# [Exercise details]
Wherever a line below holds the word "image", copy that line.

# [Data for this task]
------------------------------------------------
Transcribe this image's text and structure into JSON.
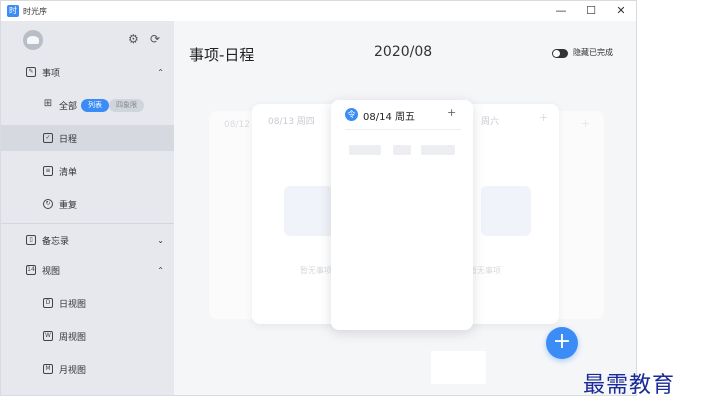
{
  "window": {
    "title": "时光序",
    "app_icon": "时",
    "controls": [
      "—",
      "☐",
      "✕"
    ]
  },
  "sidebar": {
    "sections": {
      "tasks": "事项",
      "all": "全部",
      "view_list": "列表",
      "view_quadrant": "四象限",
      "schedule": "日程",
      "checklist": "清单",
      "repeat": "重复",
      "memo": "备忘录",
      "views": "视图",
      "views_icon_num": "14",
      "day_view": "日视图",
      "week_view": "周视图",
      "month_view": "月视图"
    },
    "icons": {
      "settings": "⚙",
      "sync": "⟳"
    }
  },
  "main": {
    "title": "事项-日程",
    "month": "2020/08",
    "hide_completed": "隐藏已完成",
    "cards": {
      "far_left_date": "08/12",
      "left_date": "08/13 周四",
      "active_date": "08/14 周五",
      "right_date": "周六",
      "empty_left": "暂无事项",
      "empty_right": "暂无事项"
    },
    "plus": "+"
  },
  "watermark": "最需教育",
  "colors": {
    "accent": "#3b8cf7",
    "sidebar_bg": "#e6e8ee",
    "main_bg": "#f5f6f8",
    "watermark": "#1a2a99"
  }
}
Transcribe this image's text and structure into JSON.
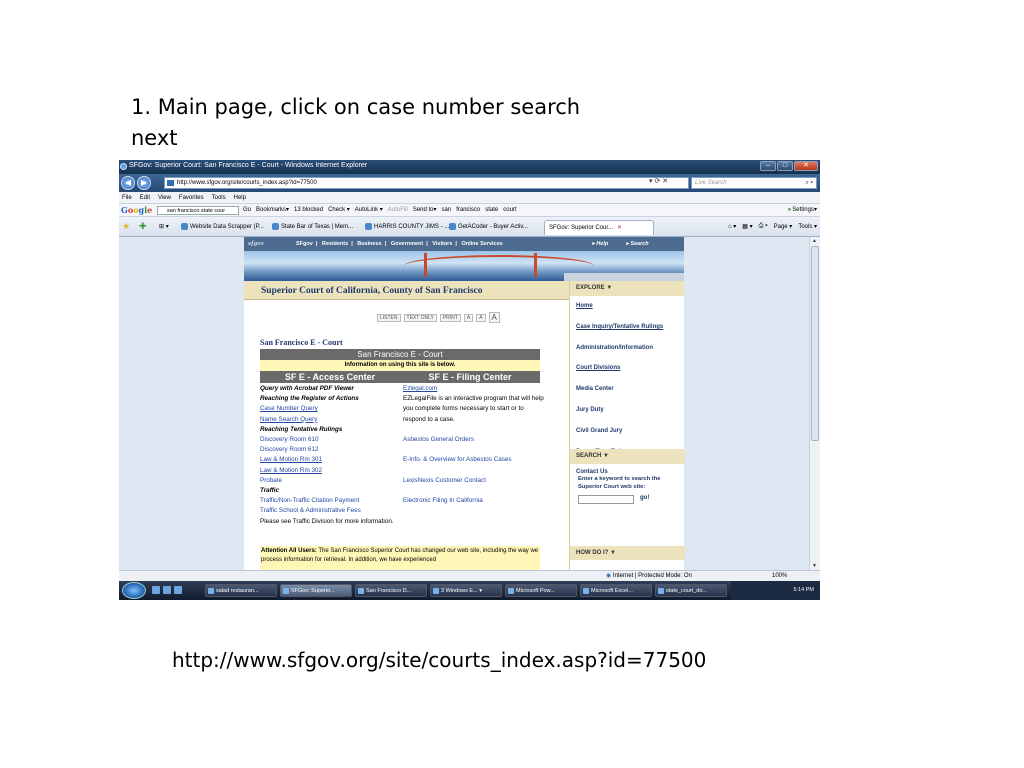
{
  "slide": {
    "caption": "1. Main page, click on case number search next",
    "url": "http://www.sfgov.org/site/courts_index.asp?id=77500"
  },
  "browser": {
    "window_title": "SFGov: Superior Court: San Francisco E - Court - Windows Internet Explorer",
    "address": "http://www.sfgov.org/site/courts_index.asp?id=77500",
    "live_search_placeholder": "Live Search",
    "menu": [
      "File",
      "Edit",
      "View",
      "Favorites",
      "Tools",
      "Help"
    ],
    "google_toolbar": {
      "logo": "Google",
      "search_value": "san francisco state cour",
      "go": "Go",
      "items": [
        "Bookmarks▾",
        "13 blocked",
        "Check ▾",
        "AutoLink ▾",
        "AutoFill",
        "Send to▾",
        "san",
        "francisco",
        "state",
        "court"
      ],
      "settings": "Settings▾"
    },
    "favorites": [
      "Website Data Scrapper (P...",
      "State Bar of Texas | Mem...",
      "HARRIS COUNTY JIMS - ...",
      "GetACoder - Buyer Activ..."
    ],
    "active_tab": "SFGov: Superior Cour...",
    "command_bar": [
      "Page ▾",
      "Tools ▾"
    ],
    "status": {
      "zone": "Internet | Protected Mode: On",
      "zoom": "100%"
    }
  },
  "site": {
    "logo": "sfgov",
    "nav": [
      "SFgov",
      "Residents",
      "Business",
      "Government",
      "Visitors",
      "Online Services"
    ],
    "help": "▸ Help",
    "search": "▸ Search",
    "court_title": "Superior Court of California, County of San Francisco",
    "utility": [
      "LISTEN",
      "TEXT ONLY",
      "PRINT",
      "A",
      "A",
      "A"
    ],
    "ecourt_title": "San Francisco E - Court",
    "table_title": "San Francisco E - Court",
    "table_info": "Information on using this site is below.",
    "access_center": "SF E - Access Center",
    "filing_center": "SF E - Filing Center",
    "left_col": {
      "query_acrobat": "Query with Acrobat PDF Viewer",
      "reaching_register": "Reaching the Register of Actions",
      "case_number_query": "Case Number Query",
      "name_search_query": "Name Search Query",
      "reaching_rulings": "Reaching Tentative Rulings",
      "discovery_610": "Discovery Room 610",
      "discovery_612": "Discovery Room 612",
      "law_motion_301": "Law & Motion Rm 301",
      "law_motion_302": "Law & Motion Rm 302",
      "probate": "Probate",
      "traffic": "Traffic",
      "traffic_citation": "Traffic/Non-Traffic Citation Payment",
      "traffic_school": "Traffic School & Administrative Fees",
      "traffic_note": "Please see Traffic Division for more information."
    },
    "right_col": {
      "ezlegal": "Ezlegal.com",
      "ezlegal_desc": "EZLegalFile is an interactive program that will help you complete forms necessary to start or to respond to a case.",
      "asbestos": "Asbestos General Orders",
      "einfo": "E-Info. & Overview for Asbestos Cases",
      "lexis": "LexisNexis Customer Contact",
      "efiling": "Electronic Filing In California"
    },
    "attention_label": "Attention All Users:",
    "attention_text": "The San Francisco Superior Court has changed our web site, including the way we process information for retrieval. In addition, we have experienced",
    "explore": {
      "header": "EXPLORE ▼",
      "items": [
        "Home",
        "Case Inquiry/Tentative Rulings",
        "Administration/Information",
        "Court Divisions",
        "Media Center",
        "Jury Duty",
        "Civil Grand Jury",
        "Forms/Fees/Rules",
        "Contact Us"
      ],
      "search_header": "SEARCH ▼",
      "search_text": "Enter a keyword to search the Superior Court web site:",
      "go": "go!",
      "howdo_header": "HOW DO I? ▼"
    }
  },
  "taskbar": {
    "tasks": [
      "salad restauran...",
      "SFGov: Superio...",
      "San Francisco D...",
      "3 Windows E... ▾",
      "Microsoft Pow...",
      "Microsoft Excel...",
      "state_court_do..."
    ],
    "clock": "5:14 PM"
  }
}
------------------------------------------------
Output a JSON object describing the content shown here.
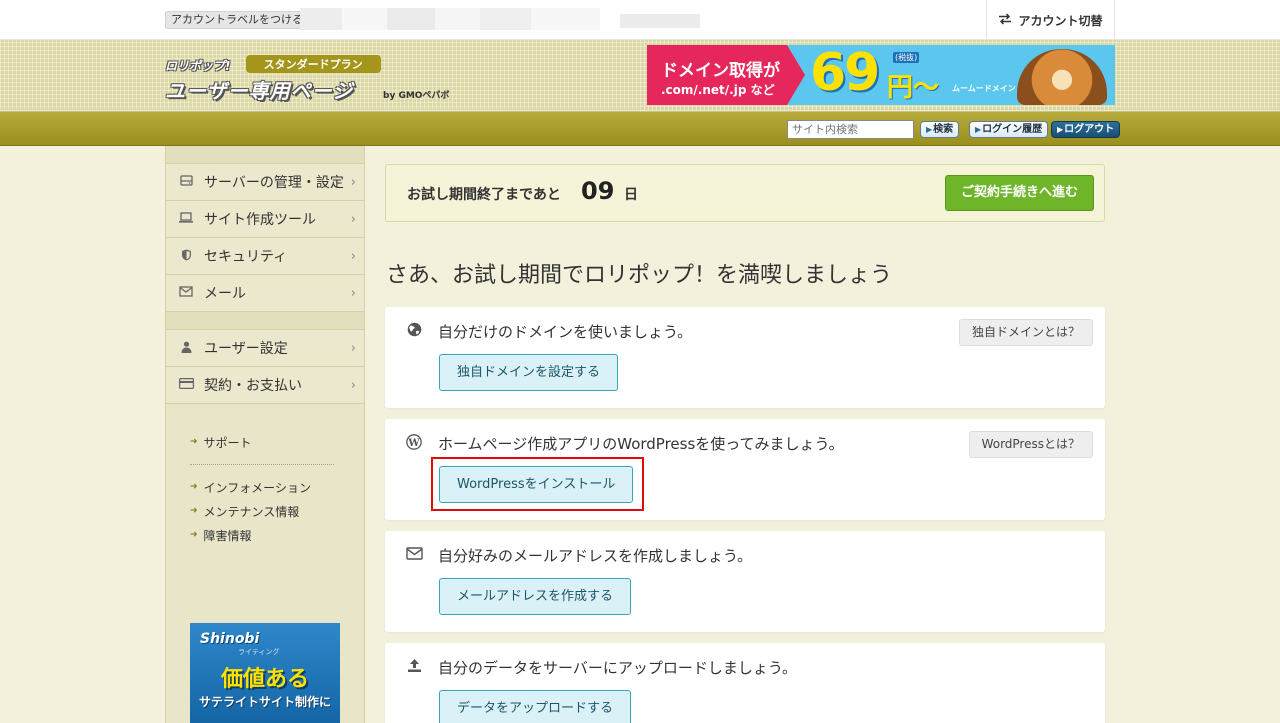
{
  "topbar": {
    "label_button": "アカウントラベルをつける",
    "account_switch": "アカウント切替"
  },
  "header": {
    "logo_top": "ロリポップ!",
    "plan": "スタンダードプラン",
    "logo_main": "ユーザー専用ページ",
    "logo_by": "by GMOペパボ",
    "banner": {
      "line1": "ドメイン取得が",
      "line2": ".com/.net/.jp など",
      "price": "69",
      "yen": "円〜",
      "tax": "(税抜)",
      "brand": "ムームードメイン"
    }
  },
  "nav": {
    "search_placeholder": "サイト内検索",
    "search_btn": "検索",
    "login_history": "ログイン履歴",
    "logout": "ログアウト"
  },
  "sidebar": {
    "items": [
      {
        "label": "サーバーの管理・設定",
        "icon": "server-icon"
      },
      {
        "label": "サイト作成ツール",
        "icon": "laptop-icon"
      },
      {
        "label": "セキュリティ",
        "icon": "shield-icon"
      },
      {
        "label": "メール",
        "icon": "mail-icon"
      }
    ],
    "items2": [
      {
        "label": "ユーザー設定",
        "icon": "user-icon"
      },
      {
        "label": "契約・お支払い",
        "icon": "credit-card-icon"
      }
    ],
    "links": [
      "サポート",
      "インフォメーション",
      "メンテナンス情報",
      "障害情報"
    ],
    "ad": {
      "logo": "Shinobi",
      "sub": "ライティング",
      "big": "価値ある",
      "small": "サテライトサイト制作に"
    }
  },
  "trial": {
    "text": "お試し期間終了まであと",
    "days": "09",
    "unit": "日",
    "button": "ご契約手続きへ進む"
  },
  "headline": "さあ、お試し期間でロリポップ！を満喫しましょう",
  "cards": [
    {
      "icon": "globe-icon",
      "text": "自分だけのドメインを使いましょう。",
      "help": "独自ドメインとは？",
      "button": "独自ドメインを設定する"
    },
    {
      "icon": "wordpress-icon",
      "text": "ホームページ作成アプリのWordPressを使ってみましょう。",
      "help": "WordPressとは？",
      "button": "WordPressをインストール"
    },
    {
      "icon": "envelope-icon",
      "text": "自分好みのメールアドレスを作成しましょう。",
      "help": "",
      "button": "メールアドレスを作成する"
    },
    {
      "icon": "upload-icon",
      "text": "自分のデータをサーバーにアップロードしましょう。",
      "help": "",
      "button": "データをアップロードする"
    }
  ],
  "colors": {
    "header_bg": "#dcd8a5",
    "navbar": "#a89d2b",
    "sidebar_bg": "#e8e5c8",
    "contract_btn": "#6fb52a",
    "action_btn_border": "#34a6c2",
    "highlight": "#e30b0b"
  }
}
------------------------------------------------
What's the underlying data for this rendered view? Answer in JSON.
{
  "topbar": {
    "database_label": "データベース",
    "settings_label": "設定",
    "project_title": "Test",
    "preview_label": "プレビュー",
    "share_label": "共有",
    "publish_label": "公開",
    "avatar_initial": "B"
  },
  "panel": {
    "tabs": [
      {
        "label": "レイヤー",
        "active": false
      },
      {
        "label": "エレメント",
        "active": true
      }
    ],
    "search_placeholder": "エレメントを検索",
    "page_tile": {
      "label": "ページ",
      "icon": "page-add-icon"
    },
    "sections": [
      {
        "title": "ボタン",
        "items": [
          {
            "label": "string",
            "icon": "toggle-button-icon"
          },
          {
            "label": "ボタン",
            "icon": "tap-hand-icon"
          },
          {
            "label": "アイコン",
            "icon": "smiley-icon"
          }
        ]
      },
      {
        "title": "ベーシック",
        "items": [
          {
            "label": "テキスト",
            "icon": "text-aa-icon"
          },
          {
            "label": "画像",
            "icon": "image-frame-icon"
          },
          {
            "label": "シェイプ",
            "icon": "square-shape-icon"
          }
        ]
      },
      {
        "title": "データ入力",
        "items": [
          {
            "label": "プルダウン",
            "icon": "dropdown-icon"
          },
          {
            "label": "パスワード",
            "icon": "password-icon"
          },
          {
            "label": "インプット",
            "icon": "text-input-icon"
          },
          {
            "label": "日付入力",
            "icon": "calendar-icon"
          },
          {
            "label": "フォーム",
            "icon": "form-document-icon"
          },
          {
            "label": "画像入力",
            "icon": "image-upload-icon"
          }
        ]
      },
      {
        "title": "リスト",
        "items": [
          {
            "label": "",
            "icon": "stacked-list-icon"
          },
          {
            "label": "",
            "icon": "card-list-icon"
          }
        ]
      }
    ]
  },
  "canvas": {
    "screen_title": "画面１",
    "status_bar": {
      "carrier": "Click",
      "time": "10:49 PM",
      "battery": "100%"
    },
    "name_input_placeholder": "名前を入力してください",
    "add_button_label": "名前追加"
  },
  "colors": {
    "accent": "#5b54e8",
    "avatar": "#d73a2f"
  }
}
------------------------------------------------
# [Exercise answer]
Transcribe this image's text and structure into JSON.
Transcribe this image's text and structure into JSON.
            "icon": "image-frame-icon"
            "icon": "image-upload-icon"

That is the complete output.